OBIETTIVO DICHIARATO 1: Nel brano sulla Guerra di Secessione, per quanto tempo ci pensò sopra Robert Lee prima che la ragione prevalesse sull'orgoglio?
OBIETTIVO DICHIARATO 2: Per favore, prosegui il brano sulla Guerra di Secessione, riprendendo subito dopo la sua ultima frase.

#### BRANO SCELTO ####

La storia, si sa, la scrivono i vincitori. Ai perdenti, tuttavia, se sono stati capaci di essere protagonisti di una disfatta particolarmente eroica, furiosa, totale e disperata talvolta viene concessa l’eredità della leggenda. Quale pagina di storia è meglio della Guerra di Secessione Americana per inziare il nostro viaggio attraverso la gloriosa sconfitta?
Forse non lo sapeva ancora, Robert Lee, generale dell’armata sudista nella guerra di secessione americana, che icona avrebbe rappresentato per molte generazioni a venire. Il vecchio comandante "chiese tempo, ci penso sopra due giorni. Poi, la ragione prevalse sull’orgoglio". L’idea di capitolare lo ripugnava profondamente. La sua armata della Virginia aveva combattuto e resistito contro ogni più lusinghiera previsione: a sorreggere quel manipolo di soldati in uniforme grigia non era il dovere di combattere, nè l’obbligo di obbedire ad un ordine. Era un’idea a confortarli, l’idea di un mondo per i cui valori era giusto morire; dimostrare fino in fondo il proprio disperato coraggio rappresentava nient’altro che un doveroso tributo. La mattina della resa era il 9 aprile (1865 n.d.r).

#### DATI RACCOLTI ####

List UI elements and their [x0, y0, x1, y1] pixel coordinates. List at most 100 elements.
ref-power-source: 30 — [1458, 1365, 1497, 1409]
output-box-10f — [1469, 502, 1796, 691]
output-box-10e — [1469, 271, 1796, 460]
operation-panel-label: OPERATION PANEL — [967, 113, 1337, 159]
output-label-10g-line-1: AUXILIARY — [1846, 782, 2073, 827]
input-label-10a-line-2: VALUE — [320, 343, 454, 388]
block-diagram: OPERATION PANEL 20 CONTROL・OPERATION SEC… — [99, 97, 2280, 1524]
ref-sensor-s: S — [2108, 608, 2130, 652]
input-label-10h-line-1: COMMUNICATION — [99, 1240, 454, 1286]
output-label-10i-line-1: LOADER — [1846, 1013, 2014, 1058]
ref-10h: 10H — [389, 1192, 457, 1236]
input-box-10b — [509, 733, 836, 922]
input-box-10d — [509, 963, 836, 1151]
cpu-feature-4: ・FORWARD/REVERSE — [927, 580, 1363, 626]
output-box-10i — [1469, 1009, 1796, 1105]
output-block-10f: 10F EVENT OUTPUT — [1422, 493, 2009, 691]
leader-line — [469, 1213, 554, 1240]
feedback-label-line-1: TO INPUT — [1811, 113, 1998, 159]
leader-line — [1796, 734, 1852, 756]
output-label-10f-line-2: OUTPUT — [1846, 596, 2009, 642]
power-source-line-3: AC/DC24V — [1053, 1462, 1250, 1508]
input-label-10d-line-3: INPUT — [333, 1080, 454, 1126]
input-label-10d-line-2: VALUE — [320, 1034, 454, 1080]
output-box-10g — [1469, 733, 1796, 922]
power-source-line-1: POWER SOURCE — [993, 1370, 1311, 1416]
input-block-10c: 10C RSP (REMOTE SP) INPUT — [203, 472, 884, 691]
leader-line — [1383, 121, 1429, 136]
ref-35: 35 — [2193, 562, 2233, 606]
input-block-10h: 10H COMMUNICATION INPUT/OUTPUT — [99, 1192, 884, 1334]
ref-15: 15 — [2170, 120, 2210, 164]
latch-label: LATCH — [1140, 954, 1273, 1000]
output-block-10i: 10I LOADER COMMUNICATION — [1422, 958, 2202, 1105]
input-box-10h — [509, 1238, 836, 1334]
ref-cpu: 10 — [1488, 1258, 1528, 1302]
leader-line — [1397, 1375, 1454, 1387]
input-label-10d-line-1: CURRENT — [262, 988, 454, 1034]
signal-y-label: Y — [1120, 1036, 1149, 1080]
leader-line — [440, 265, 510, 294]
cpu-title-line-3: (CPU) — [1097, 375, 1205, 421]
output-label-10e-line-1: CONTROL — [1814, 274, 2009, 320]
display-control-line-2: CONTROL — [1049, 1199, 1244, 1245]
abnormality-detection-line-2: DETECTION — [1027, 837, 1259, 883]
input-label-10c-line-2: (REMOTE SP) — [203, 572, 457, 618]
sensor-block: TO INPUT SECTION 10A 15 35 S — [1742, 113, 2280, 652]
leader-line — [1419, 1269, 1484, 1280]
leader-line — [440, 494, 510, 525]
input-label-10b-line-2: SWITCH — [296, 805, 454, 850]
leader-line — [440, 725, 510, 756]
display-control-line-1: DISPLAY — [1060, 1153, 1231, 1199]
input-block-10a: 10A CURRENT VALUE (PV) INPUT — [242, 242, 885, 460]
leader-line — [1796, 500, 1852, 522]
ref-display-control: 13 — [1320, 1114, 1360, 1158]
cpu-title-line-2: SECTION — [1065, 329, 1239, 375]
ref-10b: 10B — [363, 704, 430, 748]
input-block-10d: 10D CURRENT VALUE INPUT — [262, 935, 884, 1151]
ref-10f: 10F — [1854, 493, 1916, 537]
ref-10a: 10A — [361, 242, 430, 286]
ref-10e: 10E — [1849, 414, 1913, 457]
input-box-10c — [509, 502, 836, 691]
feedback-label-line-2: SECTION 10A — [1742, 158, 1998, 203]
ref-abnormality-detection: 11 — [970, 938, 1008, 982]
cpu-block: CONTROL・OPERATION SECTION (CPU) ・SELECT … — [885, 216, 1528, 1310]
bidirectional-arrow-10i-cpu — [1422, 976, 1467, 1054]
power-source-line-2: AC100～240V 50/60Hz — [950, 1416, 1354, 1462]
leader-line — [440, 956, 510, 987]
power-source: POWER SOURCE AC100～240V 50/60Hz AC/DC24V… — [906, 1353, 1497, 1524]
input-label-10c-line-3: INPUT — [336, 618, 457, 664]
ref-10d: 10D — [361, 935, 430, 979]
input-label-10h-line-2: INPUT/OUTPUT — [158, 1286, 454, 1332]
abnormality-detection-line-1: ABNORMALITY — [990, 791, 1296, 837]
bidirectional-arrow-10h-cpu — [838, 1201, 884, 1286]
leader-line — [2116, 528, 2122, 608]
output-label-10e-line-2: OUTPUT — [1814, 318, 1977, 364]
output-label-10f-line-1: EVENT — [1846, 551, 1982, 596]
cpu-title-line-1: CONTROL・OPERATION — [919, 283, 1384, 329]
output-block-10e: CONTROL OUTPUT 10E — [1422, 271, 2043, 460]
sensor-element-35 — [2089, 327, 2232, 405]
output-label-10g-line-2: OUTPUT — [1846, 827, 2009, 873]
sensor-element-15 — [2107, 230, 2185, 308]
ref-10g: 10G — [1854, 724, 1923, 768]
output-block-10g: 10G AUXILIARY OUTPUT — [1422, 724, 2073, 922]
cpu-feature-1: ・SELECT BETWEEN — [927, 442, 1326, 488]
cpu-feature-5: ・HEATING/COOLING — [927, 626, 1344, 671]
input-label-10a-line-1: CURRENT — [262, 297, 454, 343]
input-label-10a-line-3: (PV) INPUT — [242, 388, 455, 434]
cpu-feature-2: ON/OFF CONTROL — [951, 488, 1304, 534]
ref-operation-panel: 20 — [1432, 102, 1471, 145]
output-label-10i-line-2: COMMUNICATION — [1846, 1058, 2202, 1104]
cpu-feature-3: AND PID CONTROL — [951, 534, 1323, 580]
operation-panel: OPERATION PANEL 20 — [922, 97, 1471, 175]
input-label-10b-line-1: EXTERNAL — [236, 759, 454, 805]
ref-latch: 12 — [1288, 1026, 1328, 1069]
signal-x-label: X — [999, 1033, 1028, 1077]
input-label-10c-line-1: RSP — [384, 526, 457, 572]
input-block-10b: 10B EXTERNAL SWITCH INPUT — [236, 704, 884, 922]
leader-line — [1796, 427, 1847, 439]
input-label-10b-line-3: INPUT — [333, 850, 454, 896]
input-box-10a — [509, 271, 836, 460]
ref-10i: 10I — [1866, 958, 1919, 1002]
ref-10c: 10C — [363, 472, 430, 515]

####

RISPOSTA 1: Due giorni.

RISPOSTA 2:
 

Ce lo racconta uno splendido volume della Leonardo Facco Editore, "Dalla parte di Lee": "i soldati blu videro avanzare verso le loro linee un sottufficiale sudista a cavallo, con una piccola bandiera bianca che il vento faceva sbattere. Sul fronte cadde, di colpo il silenzio. Fu così improvviso e così profondo che migliaia di testimoni se lo ricordarono per decenni come una delle sensazioni più intense di quella lunga, crudele e fragorosissima guerra. Il sottufficiale recava un messaggio: Lee stava aspettando Grant all'Appomattox Court House. Si era messo in alta uniforme, la giubba perfettamente stirata, cinta al fianco la spada di gala. Nell'attesa, chiacchierava tranquillamente con il padrone di casa: sembrava il ritratto perfetto dell'aristocratico del Sud, l'immagine stessa di un mondo che, quel giorno, tramontava". Quello di Lee era un mondo che mai avrebbe potuto vincere, era un mondo che resisteva al futuro, che quel giorno firmava la propria resa ma che, tuttavia, capitolava a testa alta.

La guerra di secessione americana diventava mito. La bandiera confederata un simbolo che da allora sarebbe andato oltre ogni rievocazione storica, per essere adottato come icona per un intero sistema di valori.
"Quasi uno slogan quella frase pronunciata da Clark Gable in Via col Vento: ho sempre avuto un debole per le cause perse, quando sono proprio perse".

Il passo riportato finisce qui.